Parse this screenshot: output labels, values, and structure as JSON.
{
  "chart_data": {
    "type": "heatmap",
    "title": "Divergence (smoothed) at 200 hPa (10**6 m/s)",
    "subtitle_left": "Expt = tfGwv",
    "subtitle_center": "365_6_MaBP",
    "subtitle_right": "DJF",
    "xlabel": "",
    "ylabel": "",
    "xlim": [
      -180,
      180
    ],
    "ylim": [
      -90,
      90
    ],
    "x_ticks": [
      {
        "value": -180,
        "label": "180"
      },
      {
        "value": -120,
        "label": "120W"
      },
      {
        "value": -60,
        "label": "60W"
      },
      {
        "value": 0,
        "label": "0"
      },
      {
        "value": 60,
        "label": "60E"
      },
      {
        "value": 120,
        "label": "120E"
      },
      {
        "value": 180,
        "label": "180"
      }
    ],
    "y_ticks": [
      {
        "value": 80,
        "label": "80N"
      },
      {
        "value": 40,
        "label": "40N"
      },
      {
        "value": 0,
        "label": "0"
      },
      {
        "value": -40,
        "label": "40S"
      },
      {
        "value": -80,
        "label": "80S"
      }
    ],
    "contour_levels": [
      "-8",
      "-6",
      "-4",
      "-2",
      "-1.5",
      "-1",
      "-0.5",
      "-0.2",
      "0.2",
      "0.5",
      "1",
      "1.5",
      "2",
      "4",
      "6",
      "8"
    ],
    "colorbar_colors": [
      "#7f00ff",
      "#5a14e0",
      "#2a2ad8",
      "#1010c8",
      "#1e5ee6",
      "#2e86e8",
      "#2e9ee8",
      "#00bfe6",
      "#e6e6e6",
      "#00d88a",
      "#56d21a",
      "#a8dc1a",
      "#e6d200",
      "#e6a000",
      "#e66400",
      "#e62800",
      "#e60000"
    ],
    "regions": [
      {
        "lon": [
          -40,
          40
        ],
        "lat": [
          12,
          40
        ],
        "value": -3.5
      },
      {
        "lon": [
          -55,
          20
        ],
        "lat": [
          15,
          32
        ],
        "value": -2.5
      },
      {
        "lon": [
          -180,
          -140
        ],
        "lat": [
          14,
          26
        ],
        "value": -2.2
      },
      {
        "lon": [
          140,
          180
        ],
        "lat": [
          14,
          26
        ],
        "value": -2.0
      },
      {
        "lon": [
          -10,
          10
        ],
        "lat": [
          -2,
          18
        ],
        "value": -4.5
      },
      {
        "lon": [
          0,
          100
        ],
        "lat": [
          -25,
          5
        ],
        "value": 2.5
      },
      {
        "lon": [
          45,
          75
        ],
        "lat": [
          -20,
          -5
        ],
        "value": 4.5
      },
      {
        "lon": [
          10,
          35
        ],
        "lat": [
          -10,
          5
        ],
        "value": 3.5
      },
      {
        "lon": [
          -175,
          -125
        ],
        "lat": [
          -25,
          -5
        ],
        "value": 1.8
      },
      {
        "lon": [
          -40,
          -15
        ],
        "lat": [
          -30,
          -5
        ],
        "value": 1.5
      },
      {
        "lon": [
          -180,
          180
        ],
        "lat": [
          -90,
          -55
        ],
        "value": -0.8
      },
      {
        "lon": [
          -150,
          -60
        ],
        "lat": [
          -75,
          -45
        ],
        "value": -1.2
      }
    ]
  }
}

________________________________________

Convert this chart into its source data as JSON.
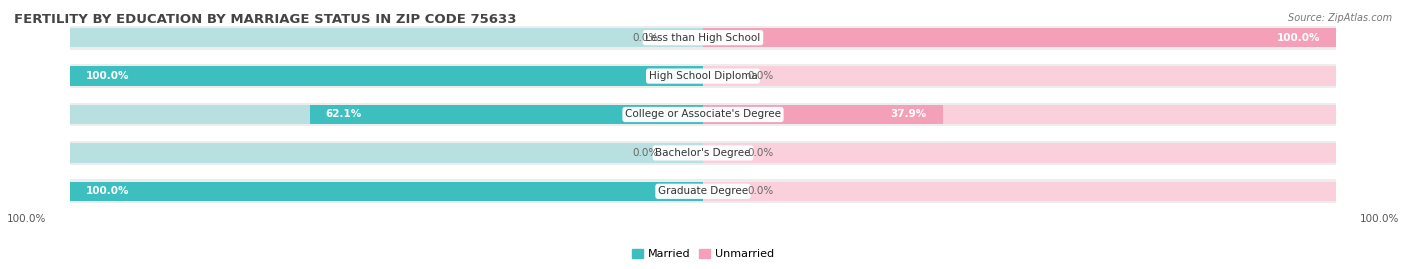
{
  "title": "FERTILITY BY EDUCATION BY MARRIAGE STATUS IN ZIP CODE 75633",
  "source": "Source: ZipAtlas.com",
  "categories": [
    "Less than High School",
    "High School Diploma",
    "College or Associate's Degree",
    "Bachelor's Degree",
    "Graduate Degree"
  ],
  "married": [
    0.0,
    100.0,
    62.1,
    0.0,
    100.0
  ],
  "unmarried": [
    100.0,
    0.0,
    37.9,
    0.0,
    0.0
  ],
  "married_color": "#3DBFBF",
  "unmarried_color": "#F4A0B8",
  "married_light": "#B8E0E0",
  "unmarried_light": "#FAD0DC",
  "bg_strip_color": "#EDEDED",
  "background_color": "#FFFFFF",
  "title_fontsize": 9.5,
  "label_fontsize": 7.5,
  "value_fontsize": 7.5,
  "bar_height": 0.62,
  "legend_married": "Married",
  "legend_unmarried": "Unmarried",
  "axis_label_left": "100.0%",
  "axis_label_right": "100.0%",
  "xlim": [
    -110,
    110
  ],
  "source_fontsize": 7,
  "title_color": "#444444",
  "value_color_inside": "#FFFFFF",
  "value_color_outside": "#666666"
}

________________________________________

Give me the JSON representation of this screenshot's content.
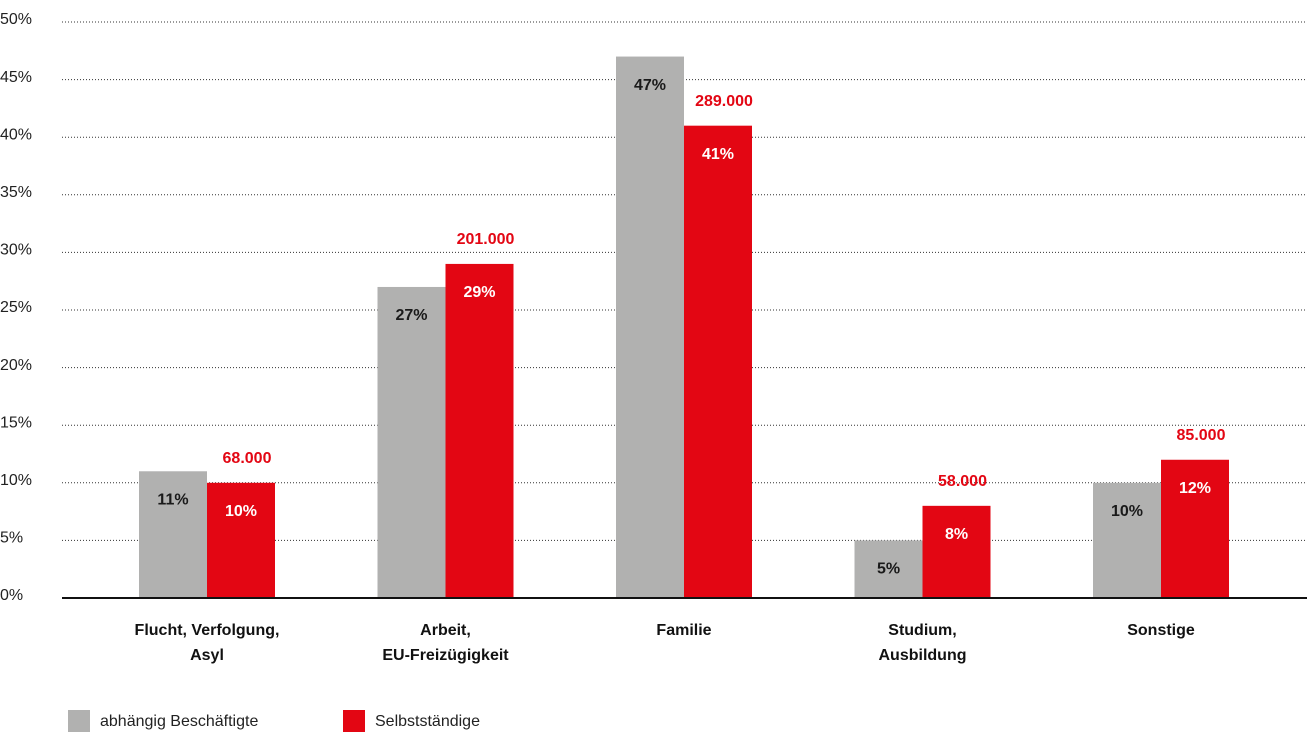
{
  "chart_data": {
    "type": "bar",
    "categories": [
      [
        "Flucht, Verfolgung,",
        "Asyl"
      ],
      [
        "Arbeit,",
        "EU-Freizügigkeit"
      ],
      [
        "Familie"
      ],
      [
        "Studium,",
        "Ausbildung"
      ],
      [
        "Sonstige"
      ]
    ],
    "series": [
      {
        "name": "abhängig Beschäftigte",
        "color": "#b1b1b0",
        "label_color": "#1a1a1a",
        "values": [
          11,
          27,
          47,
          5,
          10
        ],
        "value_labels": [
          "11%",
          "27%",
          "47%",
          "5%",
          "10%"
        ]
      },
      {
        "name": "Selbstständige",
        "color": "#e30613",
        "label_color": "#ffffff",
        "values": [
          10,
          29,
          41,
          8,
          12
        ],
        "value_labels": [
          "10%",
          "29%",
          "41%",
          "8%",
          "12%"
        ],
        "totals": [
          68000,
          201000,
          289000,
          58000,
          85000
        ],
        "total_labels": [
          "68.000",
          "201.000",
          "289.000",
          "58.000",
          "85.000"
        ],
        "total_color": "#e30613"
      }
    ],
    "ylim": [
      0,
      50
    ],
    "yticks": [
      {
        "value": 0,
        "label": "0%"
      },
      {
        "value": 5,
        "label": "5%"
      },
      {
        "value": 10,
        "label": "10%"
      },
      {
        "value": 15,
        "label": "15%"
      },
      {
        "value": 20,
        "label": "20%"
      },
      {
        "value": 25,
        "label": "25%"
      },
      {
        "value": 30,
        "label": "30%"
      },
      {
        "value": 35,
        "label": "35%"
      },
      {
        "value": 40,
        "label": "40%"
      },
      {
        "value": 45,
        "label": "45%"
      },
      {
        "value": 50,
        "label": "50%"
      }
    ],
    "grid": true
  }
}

________________________________________

▶ Instructions to follow
Pull out each line holding the string "JSON".

▶ Correct answer
Parse this screenshot: output labels, values, and structure as JSON.
Convert this chart into its source data as JSON.
Give me the JSON representation of this screenshot's content.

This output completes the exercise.